• Выбранный отрывок:
- - - -
Думаю, слово «жизнь» и его производные претендует на то, чтобы быть одним из самых частотных у Гандельсмана. Плотность ключевых цитат в избранном очень велика. «Вот так и жить бы, как прилив, / одним сочувствием и плачем, / зачем – ни разу не спросив» (с. 31), «…Так хочется, запоем жизнь приблизив, / всё перечислить, смыслом не унизив…» (с. 32), «Странно, что и здесь жизнь, / что и здесь / кладбищ сухая весть / дрожит на ветру / и трепещет жесть» (с. 40). Легко заметить, что «жизнь» для поэта – это не концепт, а именно вот эта чувственно данная в настоящем «трепещущая жесть», которую можно только унизить смыслом. Кстати, образ Эдипа впервые отпочковывается именно от этого центрального мотива. «С жизнью слепых отношений – куда уж слепей! <…> – как избежал он?» (с. 43). Вот эта слепота – то к жизни, то к её страшному смыслу – один из постоянных мотивов. И в зависимости от того, куда качнётся маятник, перед нами либо идиллическое, либо элегическое художественное пространство.
Хорошего поэта не требуется упрощать, но жанр – это пространство сюжетики; не опознав базовых жанровых решений, трудно распознать и детали. Сюжетика идиллии основана на переживании момента полного ценностного совпадения лирического субъекта с внешним миром, и вовсе не обязательно это должен быть мир природы. Избавившаяся от ряда условностей современная идиллия схожа с состоянием, которое обретается на время и ценится особо. У Гандельсмана вот это дорефлексивное состояние созерцания жизни с её роскошной чувственности – это ключевая лирическая ситуация, которая мерцает даже там, где напрямую она не изображается.

Квартира в три комнатных рукава,
ребёнок из ванной в косынке,
флоксы цветут в крови сквозняка,
стопка белья из крахмала и синьки. <…>

…это не время истлело, а крепдешин,
форточку-слух заливает погасшее лето
всё достоверней, и если бессмертней души
что-то и есть, то вот это, вот это, вот это (с. 55).

«Вот это», трижды повторённое, похоже на указание перечисленных и тут же признанных неповторимыми деталей. «Бессметной душе» тут досталось лишь затем, чтобы перенести центр внимания из далека в настоящее. Строго говоря, в мире Гандельсмана именно живое настоящее обладает статусом божественного. Примечательно, что единственное действие лирического субъекта в этом настоящем – чисто эстетическое: созерцание. Примечательно и то, что идиллия здесь расцветает на пространстве элегии – описание комнаты легко может быть принято за воспоминание, оно часто у Гандельсмана и является таковым, потому что его лирический субъект из любого времени стремится сделать прямо сейчас переживаемое настоящее. Но здесь финальное восклицание заставляет вообще забыть проблему времени – мы в пространстве, в котором сиюминутное приобрело статус вечного. Это и есть ключевая идиллическая условность. А в «Рождении времени» само довременное состояние и сделано предметом любования.

Шланг легонько так извивается,
из него вода изливается,
помидором гретым воздух тяжёл,
к шлангу я подошёл.
- - - -
• Материал:

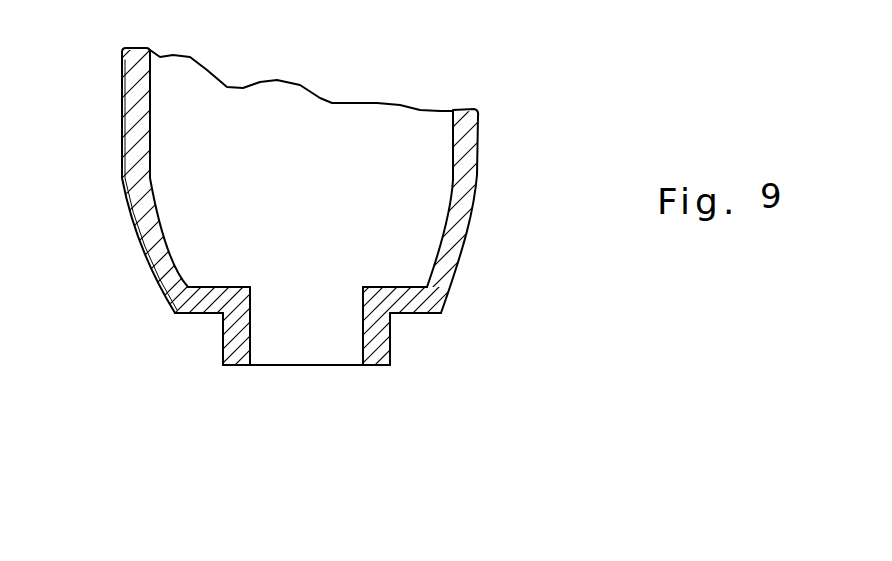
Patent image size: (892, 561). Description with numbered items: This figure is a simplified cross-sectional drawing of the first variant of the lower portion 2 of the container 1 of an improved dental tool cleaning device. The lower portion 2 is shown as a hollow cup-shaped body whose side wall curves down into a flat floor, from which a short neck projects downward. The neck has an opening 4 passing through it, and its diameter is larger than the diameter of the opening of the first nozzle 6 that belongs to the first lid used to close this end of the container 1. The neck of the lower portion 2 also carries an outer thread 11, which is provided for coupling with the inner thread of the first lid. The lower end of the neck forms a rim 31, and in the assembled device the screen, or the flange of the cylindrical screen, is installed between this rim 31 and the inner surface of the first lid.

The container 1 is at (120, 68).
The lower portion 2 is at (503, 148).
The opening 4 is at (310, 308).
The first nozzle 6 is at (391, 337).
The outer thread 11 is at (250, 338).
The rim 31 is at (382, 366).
- - - -
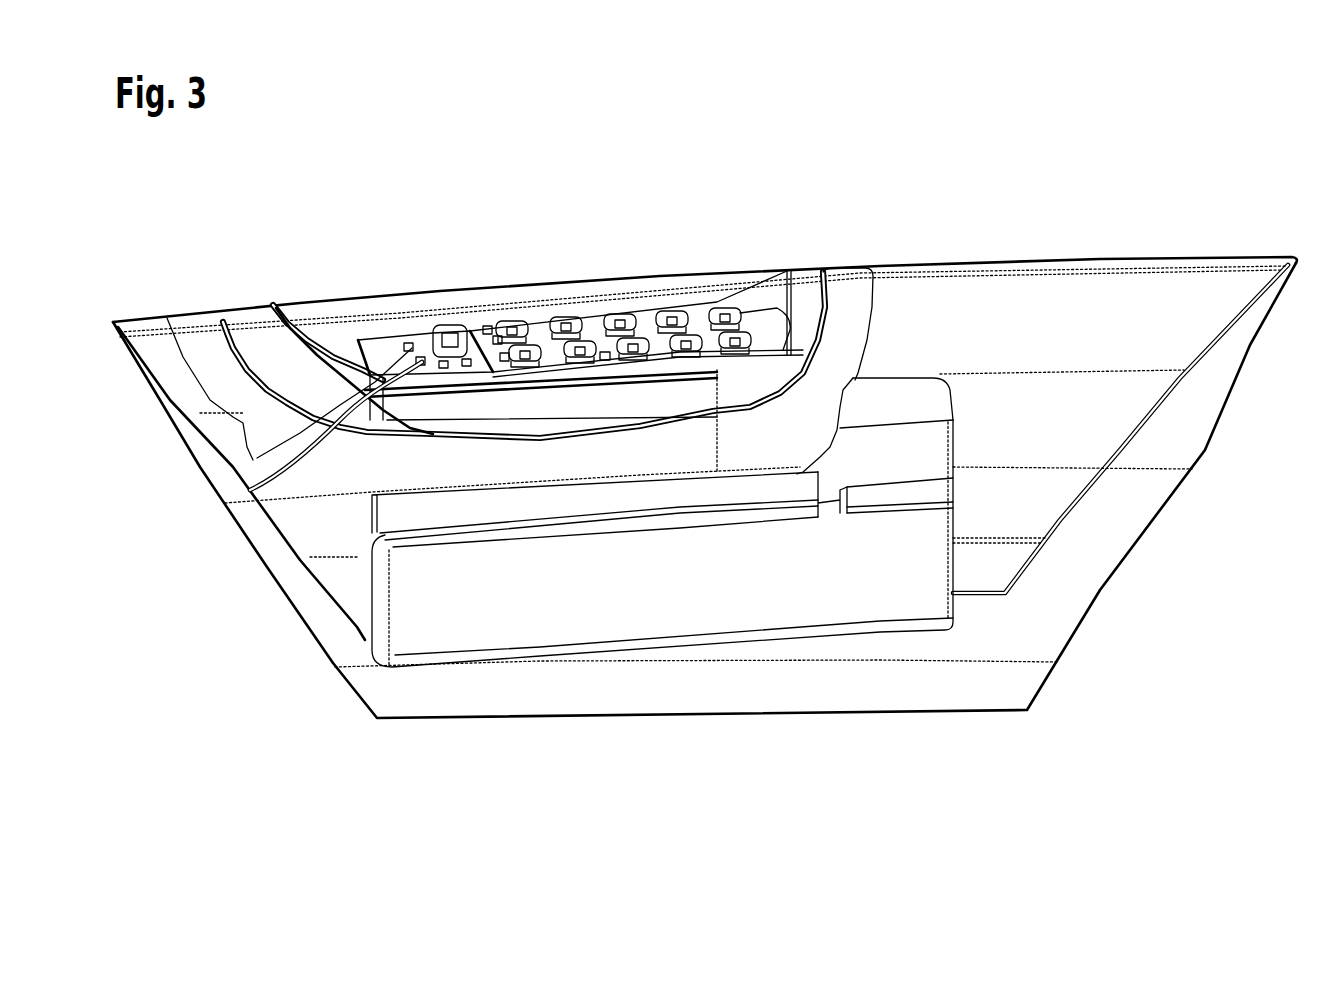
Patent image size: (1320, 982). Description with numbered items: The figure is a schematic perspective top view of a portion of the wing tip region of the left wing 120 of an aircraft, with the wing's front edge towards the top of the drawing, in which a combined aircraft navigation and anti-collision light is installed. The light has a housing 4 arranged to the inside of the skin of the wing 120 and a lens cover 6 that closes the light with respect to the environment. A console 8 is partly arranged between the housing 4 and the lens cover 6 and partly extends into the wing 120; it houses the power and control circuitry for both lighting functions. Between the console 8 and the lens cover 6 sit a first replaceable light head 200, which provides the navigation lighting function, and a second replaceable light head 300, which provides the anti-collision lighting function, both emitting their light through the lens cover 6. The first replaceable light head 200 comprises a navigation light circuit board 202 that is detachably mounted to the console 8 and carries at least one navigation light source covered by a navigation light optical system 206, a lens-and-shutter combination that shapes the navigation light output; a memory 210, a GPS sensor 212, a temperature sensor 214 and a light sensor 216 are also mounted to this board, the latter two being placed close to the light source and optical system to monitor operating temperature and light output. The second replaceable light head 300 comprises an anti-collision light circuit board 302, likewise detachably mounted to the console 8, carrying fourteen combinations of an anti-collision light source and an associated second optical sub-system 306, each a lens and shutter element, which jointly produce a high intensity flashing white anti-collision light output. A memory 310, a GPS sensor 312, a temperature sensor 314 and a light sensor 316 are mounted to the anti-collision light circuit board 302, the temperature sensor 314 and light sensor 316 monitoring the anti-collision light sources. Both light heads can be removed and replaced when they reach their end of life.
- - - -
• Задание 1:
Перепишите из отрывка о поэзии Гандельсмана текст от «Квартира в три» до «это (с. 55).».
• Задание 2:
Подхватите отрывок о поэзии Гандельсмана и продолжите его с того места, на котором он заканчивается.

• Ответ 1:
Квартира в три комнатных рукава,
ребёнок из ванной в косынке,
флоксы цветут в крови сквозняка,
стопка белья из крахмала и синьки. <…>

…это не время истлело, а крепдешин,
форточку-слух заливает погасшее лето
всё достоверней, и если бессмертней души
что-то и есть, то вот это, вот это, вот это (с. 55).

• Ответ 2:
Жарко жар идёт-поднимается,
полуспит дитя, скукой мается,
георгин на грядке ярко-мясист,
как матисс-аметист («Разум слов», с. 446).

Здесь на месте все идиллические атрибуты: полуденное солнце, созревшие плоды и цветы, полусон – это жанровый фон для повышенной изобразительности, которой хватает фактуры повседневности. И хотя в финале стихотворения сказано, что «время пошло» – мы этого на деле так и не увидим. Строго говоря, в мире этого стихотворения нет достаточного повода для того, чтобы время пошло.
Идиллическая линия пронизывает всю книгу. Но на острие этого исключительного состояния трудно удержаться. Для меня Гандельсман – поэт, балансирующий между идиллическим божественным состоянием, которое не всегда может быть обретено, и «слишком человеческой», драматической по своей природе элегичностью. Если увидеть этот сюжет, то открываются чрезвычайно интересные сюжетные переплетения. Так, известное стихотворение «Тихий из стены выходит Эдип…» нам показывает героя, чью трагическую историю мы знаем, но трагедия ещё не случилась, «жизнь» ещё «дышит дышит дышит в упор» (с. 68). Момент идиллической, неразрывной связи с плотью жизни исключителен именно элегическим фоном будущей трагедии. А в стихотворении «Илиада. Двойной сон» герой просыпается в идиллическом сне своего детства, и пока он пребывает в этом сне во сне, Елена, которой предстоит быть похищенной, вышивает «покров», на котором написано:

…трусливо
десять строф проспал ты, теперь начинай
бесстрашью учиться и проснись
на десятой (с. 110).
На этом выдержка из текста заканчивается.